▶ [Material for this exercise]
--*--

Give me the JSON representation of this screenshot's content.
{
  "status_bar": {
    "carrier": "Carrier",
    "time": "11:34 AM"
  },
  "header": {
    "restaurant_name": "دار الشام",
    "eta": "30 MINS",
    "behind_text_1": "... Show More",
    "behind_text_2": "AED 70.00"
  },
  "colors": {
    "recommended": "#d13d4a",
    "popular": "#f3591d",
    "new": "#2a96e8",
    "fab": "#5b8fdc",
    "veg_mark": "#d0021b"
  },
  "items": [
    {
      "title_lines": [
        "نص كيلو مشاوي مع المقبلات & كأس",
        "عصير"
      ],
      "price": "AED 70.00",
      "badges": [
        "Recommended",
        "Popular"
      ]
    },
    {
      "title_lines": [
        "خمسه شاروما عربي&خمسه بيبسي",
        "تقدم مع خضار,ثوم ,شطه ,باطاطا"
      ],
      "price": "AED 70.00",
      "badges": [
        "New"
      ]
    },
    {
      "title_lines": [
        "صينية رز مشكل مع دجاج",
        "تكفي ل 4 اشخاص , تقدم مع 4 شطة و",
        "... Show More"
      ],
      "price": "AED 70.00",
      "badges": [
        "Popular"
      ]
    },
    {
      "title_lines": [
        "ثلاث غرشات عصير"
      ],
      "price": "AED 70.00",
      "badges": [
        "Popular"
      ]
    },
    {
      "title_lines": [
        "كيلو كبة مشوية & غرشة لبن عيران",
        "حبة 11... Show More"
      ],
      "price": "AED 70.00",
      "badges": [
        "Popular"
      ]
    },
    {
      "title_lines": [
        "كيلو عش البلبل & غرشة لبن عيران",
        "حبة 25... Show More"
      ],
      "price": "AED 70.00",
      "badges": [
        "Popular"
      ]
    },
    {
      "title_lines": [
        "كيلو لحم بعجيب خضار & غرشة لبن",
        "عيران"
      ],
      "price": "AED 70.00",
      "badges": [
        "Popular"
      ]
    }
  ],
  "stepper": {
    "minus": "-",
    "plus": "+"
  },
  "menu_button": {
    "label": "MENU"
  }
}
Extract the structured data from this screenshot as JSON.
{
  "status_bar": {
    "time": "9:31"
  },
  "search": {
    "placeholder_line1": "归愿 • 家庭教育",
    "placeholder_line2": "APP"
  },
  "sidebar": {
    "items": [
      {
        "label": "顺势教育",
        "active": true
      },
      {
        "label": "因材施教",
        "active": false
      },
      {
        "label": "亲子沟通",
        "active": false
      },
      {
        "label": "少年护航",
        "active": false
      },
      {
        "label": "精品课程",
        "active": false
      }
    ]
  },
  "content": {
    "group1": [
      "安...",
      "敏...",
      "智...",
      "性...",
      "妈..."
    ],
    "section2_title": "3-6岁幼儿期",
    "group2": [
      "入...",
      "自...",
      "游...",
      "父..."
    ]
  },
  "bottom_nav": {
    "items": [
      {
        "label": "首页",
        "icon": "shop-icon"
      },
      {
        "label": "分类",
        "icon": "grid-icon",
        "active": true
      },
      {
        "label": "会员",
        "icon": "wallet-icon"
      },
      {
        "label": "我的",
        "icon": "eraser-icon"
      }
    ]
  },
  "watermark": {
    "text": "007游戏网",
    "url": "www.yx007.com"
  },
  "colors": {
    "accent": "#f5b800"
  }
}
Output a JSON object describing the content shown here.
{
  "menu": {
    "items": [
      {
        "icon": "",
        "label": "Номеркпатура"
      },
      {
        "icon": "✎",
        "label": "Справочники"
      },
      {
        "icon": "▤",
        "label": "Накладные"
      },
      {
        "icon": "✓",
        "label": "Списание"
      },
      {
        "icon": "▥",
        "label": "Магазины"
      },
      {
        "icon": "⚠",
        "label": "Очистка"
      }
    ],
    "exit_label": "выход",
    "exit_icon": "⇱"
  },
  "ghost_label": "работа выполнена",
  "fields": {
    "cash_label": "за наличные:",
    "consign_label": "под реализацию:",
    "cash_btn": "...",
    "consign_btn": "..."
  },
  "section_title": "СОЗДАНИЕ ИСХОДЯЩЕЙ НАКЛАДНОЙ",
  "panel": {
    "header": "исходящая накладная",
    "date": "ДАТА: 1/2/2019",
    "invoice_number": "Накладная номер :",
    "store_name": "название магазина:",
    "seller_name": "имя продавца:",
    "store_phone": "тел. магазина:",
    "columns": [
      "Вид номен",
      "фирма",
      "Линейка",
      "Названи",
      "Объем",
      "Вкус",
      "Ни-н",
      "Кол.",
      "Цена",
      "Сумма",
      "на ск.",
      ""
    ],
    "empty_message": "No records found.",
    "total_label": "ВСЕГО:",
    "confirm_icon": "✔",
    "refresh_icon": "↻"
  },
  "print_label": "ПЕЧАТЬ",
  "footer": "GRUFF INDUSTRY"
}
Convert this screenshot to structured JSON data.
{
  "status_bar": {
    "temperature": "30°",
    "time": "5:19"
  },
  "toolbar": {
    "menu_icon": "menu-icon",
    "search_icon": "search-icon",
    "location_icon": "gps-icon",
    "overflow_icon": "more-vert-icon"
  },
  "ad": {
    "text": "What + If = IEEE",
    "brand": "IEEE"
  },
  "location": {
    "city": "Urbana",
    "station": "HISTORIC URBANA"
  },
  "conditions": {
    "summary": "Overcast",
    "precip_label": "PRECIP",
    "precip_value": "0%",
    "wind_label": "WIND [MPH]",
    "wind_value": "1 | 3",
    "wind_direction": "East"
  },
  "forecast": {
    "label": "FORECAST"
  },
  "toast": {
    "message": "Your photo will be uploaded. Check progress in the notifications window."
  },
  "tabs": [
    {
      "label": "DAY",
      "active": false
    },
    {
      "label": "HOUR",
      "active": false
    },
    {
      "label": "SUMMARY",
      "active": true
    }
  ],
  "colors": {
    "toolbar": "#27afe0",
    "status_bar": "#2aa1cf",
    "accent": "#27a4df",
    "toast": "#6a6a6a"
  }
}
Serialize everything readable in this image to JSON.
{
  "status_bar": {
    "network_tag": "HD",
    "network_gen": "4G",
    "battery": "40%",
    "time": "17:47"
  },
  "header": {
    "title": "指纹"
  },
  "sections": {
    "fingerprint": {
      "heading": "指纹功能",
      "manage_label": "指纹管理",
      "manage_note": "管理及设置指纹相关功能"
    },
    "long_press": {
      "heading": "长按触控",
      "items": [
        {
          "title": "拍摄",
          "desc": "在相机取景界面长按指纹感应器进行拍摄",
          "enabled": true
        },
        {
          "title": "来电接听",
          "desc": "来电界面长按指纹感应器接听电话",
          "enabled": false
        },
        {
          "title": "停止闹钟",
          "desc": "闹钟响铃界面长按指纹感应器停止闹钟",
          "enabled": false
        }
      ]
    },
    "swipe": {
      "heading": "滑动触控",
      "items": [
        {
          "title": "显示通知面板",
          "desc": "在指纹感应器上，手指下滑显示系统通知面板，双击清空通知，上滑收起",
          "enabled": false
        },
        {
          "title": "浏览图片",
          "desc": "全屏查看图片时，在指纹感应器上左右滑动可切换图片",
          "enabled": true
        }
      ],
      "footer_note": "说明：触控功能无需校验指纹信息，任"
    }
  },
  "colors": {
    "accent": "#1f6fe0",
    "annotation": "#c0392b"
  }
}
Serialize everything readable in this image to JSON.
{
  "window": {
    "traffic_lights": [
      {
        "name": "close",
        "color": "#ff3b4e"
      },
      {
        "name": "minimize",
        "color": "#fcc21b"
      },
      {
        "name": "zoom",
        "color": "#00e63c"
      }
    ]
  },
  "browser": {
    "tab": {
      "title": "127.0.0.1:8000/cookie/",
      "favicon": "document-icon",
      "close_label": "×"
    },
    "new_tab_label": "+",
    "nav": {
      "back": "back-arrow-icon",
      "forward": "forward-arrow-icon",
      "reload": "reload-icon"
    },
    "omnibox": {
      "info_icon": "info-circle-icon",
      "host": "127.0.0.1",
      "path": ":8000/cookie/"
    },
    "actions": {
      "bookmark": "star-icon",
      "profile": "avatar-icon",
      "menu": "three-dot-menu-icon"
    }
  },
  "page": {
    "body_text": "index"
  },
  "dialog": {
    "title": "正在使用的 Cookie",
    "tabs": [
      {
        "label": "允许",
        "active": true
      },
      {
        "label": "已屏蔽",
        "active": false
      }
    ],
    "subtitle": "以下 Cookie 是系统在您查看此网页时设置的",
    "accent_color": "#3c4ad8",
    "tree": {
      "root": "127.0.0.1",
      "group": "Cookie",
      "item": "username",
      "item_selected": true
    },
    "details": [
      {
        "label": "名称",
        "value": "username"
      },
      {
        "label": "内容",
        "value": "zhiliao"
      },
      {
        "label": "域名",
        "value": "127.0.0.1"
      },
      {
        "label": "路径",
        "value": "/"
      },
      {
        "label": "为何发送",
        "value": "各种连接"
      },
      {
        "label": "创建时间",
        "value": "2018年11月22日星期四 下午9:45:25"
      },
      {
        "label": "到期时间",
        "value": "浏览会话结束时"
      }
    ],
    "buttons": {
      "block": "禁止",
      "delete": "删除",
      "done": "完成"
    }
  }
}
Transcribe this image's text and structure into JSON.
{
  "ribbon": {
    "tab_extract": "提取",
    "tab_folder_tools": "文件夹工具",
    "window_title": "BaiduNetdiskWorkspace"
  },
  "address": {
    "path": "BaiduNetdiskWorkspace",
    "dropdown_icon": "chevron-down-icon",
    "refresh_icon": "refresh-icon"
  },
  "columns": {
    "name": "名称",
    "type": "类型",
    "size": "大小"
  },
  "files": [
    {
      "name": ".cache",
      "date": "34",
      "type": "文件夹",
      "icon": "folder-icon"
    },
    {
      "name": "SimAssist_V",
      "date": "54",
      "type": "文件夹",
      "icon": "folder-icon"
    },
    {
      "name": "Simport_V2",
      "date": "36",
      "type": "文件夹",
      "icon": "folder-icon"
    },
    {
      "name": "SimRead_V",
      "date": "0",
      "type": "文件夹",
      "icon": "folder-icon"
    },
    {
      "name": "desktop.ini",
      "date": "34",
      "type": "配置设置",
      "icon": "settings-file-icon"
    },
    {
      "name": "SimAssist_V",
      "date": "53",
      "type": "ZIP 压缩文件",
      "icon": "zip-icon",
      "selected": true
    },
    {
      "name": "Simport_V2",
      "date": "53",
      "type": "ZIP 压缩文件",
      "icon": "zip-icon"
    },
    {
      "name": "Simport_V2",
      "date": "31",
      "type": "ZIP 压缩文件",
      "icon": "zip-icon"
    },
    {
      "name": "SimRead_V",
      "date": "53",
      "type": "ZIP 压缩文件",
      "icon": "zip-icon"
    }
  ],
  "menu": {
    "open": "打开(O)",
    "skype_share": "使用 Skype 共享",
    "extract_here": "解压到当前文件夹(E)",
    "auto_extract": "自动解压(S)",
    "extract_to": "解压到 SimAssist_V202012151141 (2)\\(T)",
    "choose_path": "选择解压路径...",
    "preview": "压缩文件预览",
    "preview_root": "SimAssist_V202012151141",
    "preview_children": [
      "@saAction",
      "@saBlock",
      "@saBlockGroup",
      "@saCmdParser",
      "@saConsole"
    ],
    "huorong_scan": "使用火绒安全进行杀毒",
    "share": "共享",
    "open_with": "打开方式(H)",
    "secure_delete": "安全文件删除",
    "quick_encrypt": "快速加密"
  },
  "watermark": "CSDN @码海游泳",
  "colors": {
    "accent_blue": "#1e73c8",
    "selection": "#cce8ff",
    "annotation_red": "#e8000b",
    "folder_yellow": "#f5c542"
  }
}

--*--

Within the listing above, copy each line that has the string "date".

    "date": "ДАТА: 1/2/2019",
      "date": "34",
      "date": "54",
      "date": "36",
      "date": "0",
      "date": "34",
      "date": "53",
      "date": "53",
      "date": "31",
      "date": "53",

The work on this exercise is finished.